◆ EXCERPT PROVIDED
────

AUTHOR=Nelson Adam G. , Wang Huimeng , Dewar Phoebe M. , Eddy Eleanor M. , Li Songyi , Lim Xin Yi , Patton Timothy , Zhou Yuchen , Pediongco Troi J. , Meehan Lucy J. , Meehan Bronwyn S. , Mak Jeffrey Y. W. , Fairlie David P. , Stent Andrew W. , Kjer-Nielsen Lars , McCluskey James , Eckle Sidonia B. G. , Corbett Alexandra J. , Souter Michael N. T. , Chen Zhenjun TITLE=Synthetic 5-amino-6-D-ribitylaminouracil paired with inflammatory stimuli facilitates MAIT cell expansion in vivo JOURNAL=Frontiers in Immunology VOLUME=14 YEAR=2023 URL=https://www.frontiersin.org/journals/immunology/articles/10.3389/fimmu.2023.1109759 DOI=10.3389/fimmu.2023.1109759 ISSN=1664-3224 ABSTRACT=Introduction

Mucosal-associated invariant T (MAIT) cells are a population of innate-like T cells, which mediate host immunity to microbial infection by recognizing metabolite antigens derived from microbial riboflavin synthesis presented by the MHC-I-related protein 1 (MR1). Namely, the potent MAIT cell antigens, 5-(2-oxopropylideneamino)-6-D-ribitylaminouracil (5-OP-RU) and 5-(2-oxoethylideneamino)-6-D-ribitylaminouracil (5-OE-RU), form via the condensation of the riboflavin precursor 5-amino-6-D-ribitylaminouracil (5-A-RU) with the reactive carbonyl species (RCS) methylglyoxal (MG) and glyoxal (G), respectively. Although MAIT cells are abundant in humans, they are rare in mice, and increasing their abundance using expansion protocols with antigen and adjuvant has been shown to facilitate their study in mouse models of infection and disease.

────

◆ WHAT YOU HAVE TO DO
Rewrite the part of the MAIT cell abstract that opens with the words "Mucosal-associated invariant T" and closes with "infection and disease.", swapping "mice" for "rats".

Bounding box prediction data
────

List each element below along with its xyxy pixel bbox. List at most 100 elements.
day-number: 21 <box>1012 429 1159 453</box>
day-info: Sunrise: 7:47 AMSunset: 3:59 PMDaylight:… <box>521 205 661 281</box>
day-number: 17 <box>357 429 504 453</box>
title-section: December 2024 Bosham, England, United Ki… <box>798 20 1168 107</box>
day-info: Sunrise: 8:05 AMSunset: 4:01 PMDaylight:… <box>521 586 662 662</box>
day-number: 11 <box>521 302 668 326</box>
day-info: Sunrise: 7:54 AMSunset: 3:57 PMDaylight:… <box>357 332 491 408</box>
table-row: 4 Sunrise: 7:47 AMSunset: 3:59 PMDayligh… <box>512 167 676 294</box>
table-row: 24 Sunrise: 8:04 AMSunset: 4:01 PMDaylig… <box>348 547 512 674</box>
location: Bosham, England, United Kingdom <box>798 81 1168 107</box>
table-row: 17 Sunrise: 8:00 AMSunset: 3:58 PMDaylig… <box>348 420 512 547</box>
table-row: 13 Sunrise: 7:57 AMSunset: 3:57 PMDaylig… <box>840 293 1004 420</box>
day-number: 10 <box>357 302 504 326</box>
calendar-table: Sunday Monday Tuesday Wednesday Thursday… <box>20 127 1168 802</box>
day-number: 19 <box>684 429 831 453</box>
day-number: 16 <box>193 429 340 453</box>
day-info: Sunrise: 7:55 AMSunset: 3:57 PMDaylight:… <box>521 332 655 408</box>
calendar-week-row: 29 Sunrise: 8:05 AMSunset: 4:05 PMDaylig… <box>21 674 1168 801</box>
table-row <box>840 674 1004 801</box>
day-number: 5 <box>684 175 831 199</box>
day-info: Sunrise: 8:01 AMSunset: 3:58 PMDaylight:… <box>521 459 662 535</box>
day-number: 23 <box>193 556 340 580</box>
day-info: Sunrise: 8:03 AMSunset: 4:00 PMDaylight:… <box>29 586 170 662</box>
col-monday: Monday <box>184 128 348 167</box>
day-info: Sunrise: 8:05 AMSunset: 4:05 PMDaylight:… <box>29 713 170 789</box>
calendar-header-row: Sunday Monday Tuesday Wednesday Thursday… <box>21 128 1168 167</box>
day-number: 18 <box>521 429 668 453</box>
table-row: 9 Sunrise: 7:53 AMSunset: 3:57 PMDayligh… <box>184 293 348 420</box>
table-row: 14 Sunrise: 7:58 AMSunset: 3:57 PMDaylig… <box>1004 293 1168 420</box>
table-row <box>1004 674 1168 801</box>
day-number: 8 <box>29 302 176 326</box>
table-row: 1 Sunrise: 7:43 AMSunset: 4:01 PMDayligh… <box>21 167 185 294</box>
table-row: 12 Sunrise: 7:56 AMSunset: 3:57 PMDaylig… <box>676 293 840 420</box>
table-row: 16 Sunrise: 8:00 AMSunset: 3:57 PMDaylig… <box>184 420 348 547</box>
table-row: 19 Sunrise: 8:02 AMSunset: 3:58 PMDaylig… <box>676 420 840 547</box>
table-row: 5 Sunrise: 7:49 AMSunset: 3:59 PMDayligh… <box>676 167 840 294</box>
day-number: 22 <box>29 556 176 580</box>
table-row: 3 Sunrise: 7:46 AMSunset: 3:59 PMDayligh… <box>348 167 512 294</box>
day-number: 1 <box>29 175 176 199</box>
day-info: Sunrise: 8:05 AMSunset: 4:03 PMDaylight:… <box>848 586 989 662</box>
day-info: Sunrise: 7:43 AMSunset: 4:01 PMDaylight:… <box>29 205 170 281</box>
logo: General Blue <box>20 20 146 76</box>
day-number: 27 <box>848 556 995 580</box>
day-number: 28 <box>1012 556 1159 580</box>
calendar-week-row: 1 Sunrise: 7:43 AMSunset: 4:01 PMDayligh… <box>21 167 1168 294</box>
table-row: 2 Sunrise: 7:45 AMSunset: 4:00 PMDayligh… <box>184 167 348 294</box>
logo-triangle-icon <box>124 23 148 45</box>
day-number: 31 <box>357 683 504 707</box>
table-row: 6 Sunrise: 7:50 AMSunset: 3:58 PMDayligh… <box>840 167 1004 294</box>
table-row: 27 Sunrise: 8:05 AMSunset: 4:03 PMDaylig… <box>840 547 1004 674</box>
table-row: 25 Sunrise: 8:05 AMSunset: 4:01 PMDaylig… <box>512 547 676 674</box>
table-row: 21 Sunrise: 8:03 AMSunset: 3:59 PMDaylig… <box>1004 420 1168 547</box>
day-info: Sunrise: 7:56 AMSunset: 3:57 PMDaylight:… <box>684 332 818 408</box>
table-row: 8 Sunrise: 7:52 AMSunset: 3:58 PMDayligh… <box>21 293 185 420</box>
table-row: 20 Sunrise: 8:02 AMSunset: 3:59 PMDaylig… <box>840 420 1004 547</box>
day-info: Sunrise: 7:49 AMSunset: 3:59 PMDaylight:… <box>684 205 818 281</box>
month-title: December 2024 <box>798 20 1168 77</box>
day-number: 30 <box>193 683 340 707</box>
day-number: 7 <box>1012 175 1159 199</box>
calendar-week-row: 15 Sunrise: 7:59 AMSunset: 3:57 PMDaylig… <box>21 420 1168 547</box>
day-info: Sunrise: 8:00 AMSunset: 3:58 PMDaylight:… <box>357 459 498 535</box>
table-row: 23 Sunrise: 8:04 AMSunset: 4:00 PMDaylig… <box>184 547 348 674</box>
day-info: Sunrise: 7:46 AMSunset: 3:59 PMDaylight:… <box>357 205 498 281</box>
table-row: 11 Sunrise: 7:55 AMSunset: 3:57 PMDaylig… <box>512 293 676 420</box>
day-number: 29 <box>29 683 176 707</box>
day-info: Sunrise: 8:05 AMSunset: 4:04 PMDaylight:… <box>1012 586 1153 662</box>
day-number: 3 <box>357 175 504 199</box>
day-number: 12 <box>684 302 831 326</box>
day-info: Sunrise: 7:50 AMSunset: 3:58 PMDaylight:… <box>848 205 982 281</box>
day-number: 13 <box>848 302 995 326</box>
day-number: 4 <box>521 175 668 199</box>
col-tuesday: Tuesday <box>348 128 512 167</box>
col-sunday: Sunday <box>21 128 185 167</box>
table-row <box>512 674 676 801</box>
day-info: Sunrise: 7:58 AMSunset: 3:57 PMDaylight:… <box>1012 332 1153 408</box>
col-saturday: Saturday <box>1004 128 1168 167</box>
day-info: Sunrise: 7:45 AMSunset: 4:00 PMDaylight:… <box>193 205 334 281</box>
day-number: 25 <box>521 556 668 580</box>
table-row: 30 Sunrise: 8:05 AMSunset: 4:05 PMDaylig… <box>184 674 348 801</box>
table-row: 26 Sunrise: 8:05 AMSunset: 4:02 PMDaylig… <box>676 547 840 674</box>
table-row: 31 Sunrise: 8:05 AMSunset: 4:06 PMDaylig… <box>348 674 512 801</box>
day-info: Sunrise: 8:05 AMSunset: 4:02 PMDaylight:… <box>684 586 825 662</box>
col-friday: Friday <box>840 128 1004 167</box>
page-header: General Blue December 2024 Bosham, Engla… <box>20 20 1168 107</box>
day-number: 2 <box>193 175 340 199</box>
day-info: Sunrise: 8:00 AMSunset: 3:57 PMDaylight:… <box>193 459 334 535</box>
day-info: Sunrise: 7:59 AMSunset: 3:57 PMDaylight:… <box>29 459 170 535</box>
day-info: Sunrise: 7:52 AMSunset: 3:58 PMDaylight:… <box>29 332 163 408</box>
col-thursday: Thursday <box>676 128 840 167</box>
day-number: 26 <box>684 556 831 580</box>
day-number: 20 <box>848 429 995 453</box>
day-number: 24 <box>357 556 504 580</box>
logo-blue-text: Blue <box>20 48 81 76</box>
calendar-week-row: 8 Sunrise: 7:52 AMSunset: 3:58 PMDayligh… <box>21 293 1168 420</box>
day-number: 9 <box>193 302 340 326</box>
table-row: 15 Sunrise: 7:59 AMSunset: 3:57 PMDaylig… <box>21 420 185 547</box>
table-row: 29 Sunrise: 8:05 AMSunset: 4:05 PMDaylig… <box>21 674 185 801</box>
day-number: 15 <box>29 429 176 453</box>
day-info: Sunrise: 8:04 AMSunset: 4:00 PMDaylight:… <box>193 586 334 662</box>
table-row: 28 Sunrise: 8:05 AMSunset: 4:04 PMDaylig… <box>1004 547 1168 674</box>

────

◆ ANSWER
Mucosal-associated invariant T (MAIT) cells are a population of innate-like T cells, which mediate host immunity to microbial infection by recognizing metabolite antigens derived from microbial riboflavin synthesis presented by the MHC-I-related protein 1 (MR1). Namely, the potent MAIT cell antigens, 5-(2-oxopropylideneamino)-6-D-ribitylaminouracil (5-OP-RU) and 5-(2-oxoethylideneamino)-6-D-ribitylaminouracil (5-OE-RU), form via the condensation of the riboflavin precursor 5-amino-6-D-ribitylaminouracil (5-A-RU) with the reactive carbonyl species (RCS) methylglyoxal (MG) and glyoxal (G), respectively. Although MAIT cells are abundant in humans, they are rare in rats, and increasing their abundance using expansion protocols with antigen and adjuvant has been shown to facilitate their study in mouse models of infection and disease.